--- START ---

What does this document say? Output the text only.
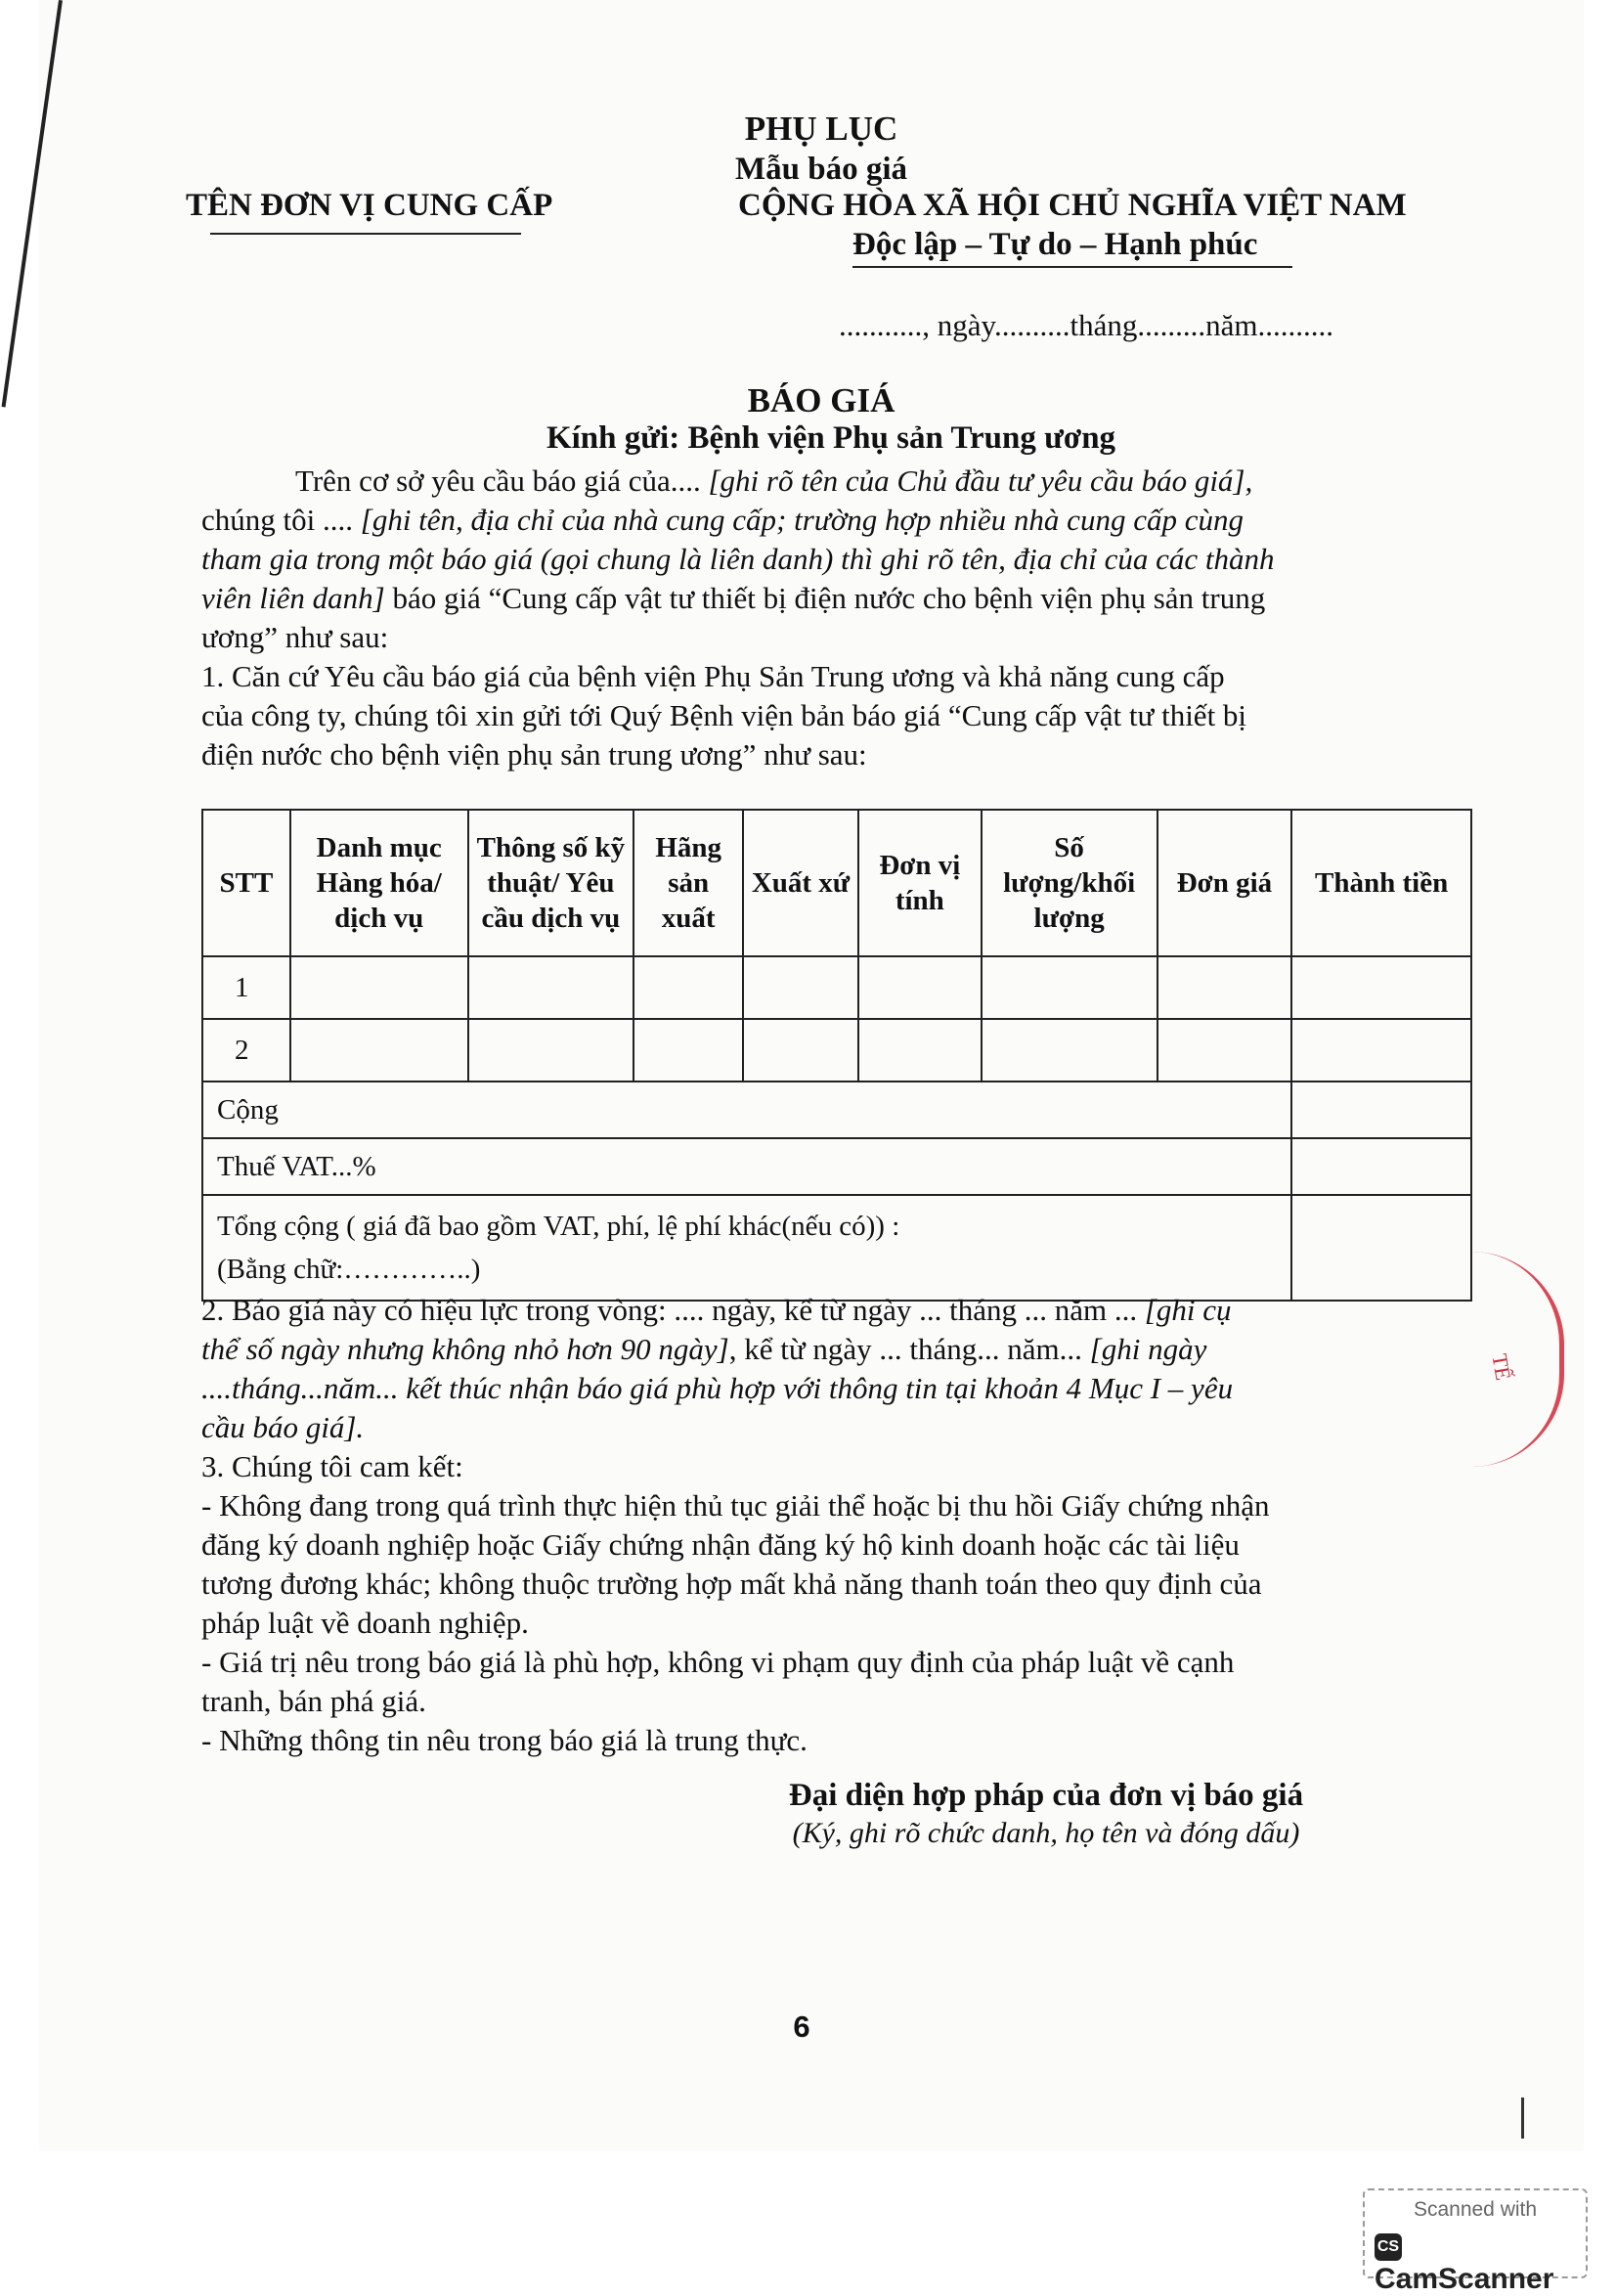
PHỤ LỤC
Mẫu báo giá
TÊN ĐƠN VỊ CUNG CẤP	CỘNG HÒA XÃ HỘI CHỦ NGHĨA VIỆT NAM
Độc lập – Tự do – Hạnh phúc
..........., ngày..........tháng.........năm..........
BÁO GIÁ
Kính gửi: Bệnh viện Phụ sản Trung ương
Trên cơ sở yêu cầu báo giá của.... [ghi rõ tên của Chủ đầu tư yêu cầu báo giá],
chúng tôi .... [ghi tên, địa chỉ của nhà cung cấp; trường hợp nhiều nhà cung cấp cùng
tham gia trong một báo giá (gọi chung là liên danh) thì ghi rõ tên, địa chỉ của các thành
viên liên danh] báo giá “Cung cấp vật tư thiết bị điện nước cho bệnh viện phụ sản trung
ương” như sau:
1. Căn cứ Yêu cầu báo giá của bệnh viện Phụ Sản Trung ương và khả năng cung cấp
của công ty, chúng tôi xin gửi tới Quý Bệnh viện bản báo giá “Cung cấp vật tư thiết bị
điện nước cho bệnh viện phụ sản trung ương” như sau:
STT	Danh mục Hàng hóa/ dịch vụ	Thông số kỹ thuật/ Yêu cầu dịch vụ	Hãng sản xuất	Xuất xứ	Đơn vị tính	Số lượng/khối lượng	Đơn giá	Thành tiền
1								
2								
Cộng								
Thuế VAT...%								

Tổng cộng ( giá đã bao gồm VAT, phí, lệ phí khác(nếu có)) :
(Bằng chữ:…………..)								

2. Báo giá này có hiệu lực trong vòng: .... ngày, kể từ ngày ... tháng ... năm ... [ghi cụ
thể số ngày nhưng không nhỏ hơn 90 ngày], kể từ ngày ... tháng... năm... [ghi ngày
....tháng...năm... kết thúc nhận báo giá phù hợp với thông tin tại khoản 4 Mục I – yêu
cầu báo giá].
3. Chúng tôi cam kết:
- Không đang trong quá trình thực hiện thủ tục giải thể hoặc bị thu hồi Giấy chứng nhận
đăng ký doanh nghiệp hoặc Giấy chứng nhận đăng ký hộ kinh doanh hoặc các tài liệu
tương đương khác; không thuộc trường hợp mất khả năng thanh toán theo quy định của
pháp luật về doanh nghiệp.
- Giá trị nêu trong báo giá là phù hợp, không vi phạm quy định của pháp luật về cạnh
tranh, bán phá giá.
- Những thông tin nêu trong báo giá là trung thực.
Đại diện hợp pháp của đơn vị báo giá
(Ký, ghi rõ chức danh, họ tên và đóng dấu)
6
TẾ
Scanned with
CSCamScanner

--- END ---

Keep the pictures out and write out the records exactly.

_ANSWER IN FULL:_
What does this document say? Output the text only.
PHỤ LỤC
Mẫu báo giá
TÊN ĐƠN VỊ CUNG CẤP	CỘNG HÒA XÃ HỘI CHỦ NGHĨA VIỆT NAM
Độc lập – Tự do – Hạnh phúc
..........., ngày..........tháng.........năm..........
BÁO GIÁ
Kính gửi: Bệnh viện Phụ sản Trung ương
Trên cơ sở yêu cầu báo giá của.... [ghi rõ tên của Chủ đầu tư yêu cầu báo giá],
chúng tôi .... [ghi tên, địa chỉ của nhà cung cấp; trường hợp nhiều nhà cung cấp cùng
tham gia trong một báo giá (gọi chung là liên danh) thì ghi rõ tên, địa chỉ của các thành
viên liên danh] báo giá “Cung cấp vật tư thiết bị điện nước cho bệnh viện phụ sản trung
ương” như sau:
1. Căn cứ Yêu cầu báo giá của bệnh viện Phụ Sản Trung ương và khả năng cung cấp
của công ty, chúng tôi xin gửi tới Quý Bệnh viện bản báo giá “Cung cấp vật tư thiết bị
điện nước cho bệnh viện phụ sản trung ương” như sau:
STT	Danh mục Hàng hóa/ dịch vụ	Thông số kỹ thuật/ Yêu cầu dịch vụ	Hãng sản xuất	Xuất xứ	Đơn vị tính	Số lượng/khối lượng	Đơn giá	Thành tiền
1								
2								
Cộng								
Thuế VAT...%								

Tổng cộng ( giá đã bao gồm VAT, phí, lệ phí khác(nếu có)) :
(Bằng chữ:…………..)								

2. Báo giá này có hiệu lực trong vòng: .... ngày, kể từ ngày ... tháng ... năm ... [ghi cụ
thể số ngày nhưng không nhỏ hơn 90 ngày], kể từ ngày ... tháng... năm... [ghi ngày
....tháng...năm... kết thúc nhận báo giá phù hợp với thông tin tại khoản 4 Mục I – yêu
cầu báo giá].
3. Chúng tôi cam kết:
- Không đang trong quá trình thực hiện thủ tục giải thể hoặc bị thu hồi Giấy chứng nhận
đăng ký doanh nghiệp hoặc Giấy chứng nhận đăng ký hộ kinh doanh hoặc các tài liệu
tương đương khác; không thuộc trường hợp mất khả năng thanh toán theo quy định của
pháp luật về doanh nghiệp.
- Giá trị nêu trong báo giá là phù hợp, không vi phạm quy định của pháp luật về cạnh
tranh, bán phá giá.
- Những thông tin nêu trong báo giá là trung thực.
Đại diện hợp pháp của đơn vị báo giá
(Ký, ghi rõ chức danh, họ tên và đóng dấu)
6
TẾ
Scanned with
CSCamScanner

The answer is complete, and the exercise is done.